**Excerpt provided**
- Russian: Антоша Рыбкин
- Directed by: Konstantin Yudin
- Written by: Aleksei Fajko; Anatoli Granberg;
- Starring: Boris Chirkov; Marina Ladynina; Vladimir Gribkov; Lyudmila Shabalina; Konstantin Sorokin;
- Cinematography: Boris Petrov
- Music by: Yuriy Milyutin; Oskar Sandler;
- Production company: TsOKS
- Release date: 1942;
- Running time: 48 minute
- Country: Soviet Union

= Antosha Rybkin =

1942 Soviet film

Antosha Rybkin, (Антоша Рыбкин) is a 1942 Soviet war comedy film directed by Konstantin Yudin.

== Plot ==
The commander decides to hold a concert of the front brigade of artists in order to divert the attention of the enemy, who is about to attack the village. Chef Antosh Rybkin should play the role of a German corporal, get into the enemy's rear and release his native village from him.

== Cast ==
- Boris Chirkov as Antosha Rybkin (as B. Chirkov)

**Aim 1**
Answer these questions using the film page above.
(a) Who is credited with the cinematography?
(b) What running time is listed for the film?
(c) In the plot, what role is the chef supposed to play?
**Aim 2**
Reproduce the passage of the film page that opens with the words containing "Antosha Rybkin, (Антоша" and closes with "village from him.".
The items that come next are separate material and are unrelated to the film page above.

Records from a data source
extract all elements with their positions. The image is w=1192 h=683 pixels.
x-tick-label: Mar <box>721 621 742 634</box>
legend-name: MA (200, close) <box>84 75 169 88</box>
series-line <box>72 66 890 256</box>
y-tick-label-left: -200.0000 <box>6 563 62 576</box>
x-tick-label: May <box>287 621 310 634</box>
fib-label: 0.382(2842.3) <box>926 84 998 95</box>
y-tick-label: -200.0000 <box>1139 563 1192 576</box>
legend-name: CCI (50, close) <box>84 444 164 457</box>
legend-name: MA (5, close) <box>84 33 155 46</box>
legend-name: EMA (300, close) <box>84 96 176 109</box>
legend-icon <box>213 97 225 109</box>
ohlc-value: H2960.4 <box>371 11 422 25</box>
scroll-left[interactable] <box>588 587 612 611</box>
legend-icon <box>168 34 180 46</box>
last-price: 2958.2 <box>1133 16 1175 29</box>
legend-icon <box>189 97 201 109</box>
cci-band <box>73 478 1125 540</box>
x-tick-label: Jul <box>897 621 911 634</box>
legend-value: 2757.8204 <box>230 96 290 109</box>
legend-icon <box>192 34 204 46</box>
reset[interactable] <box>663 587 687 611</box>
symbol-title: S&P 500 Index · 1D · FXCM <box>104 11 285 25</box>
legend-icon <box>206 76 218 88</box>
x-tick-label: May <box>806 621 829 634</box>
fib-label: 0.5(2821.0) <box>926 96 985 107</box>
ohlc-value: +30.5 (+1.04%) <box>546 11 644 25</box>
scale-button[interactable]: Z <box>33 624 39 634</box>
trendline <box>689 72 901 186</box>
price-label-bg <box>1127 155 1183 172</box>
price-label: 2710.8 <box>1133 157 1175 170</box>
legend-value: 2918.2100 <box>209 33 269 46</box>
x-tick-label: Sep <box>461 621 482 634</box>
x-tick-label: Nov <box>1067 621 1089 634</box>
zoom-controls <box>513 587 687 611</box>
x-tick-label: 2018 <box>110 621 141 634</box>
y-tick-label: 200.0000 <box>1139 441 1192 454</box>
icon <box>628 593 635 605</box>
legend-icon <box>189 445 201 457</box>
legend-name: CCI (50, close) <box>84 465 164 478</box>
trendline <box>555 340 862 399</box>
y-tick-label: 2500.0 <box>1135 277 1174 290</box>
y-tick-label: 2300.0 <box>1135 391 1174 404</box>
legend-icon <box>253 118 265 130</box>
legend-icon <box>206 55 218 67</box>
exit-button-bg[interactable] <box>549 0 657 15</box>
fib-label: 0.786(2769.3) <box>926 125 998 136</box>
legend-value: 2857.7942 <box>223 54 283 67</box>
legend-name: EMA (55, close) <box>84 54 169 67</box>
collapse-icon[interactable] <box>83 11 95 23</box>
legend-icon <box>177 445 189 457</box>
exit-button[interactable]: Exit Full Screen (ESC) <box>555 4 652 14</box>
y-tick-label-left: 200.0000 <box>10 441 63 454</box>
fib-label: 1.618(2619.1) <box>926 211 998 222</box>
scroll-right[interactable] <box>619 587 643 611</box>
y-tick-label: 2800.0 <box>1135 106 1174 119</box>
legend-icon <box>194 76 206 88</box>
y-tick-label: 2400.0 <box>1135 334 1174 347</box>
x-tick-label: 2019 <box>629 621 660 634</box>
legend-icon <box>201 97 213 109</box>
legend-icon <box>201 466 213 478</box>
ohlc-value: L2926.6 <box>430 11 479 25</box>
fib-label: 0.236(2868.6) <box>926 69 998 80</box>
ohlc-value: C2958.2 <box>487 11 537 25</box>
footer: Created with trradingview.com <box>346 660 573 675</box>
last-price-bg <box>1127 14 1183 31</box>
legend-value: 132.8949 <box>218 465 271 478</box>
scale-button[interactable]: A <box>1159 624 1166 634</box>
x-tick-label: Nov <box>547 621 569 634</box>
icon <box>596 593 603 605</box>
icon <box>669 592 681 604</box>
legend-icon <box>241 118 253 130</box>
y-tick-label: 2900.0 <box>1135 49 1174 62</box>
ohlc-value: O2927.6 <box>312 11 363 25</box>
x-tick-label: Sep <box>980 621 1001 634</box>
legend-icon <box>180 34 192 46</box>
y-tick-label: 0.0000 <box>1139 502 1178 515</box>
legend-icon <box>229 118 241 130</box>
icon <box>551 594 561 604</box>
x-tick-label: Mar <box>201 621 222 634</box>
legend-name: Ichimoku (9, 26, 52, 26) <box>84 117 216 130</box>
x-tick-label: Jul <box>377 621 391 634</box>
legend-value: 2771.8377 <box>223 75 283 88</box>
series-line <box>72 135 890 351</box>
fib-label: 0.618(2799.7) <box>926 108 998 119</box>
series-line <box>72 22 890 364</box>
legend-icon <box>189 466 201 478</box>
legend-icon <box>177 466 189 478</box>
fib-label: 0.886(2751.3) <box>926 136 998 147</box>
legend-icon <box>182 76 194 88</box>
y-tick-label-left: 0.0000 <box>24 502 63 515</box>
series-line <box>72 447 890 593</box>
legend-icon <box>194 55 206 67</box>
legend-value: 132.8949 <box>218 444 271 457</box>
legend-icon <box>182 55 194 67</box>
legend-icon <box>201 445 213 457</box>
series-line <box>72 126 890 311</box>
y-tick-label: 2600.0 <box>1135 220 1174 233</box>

**Final result 1**
(a) Boris Petrov
(b) 48 minutes
(c) A German corporal

**Final result 2**
Antosha Rybkin, (Антоша Рыбкин) is a 1942 Soviet war comedy film directed by Konstantin Yudin.

== Plot ==
The commander decides to hold a concert of the front brigade of artists in order to divert the attention of the enemy, who is about to attack the village. Chef Antosh Rybkin should play the role of a German corporal, get into the enemy's rear and release his native village from him.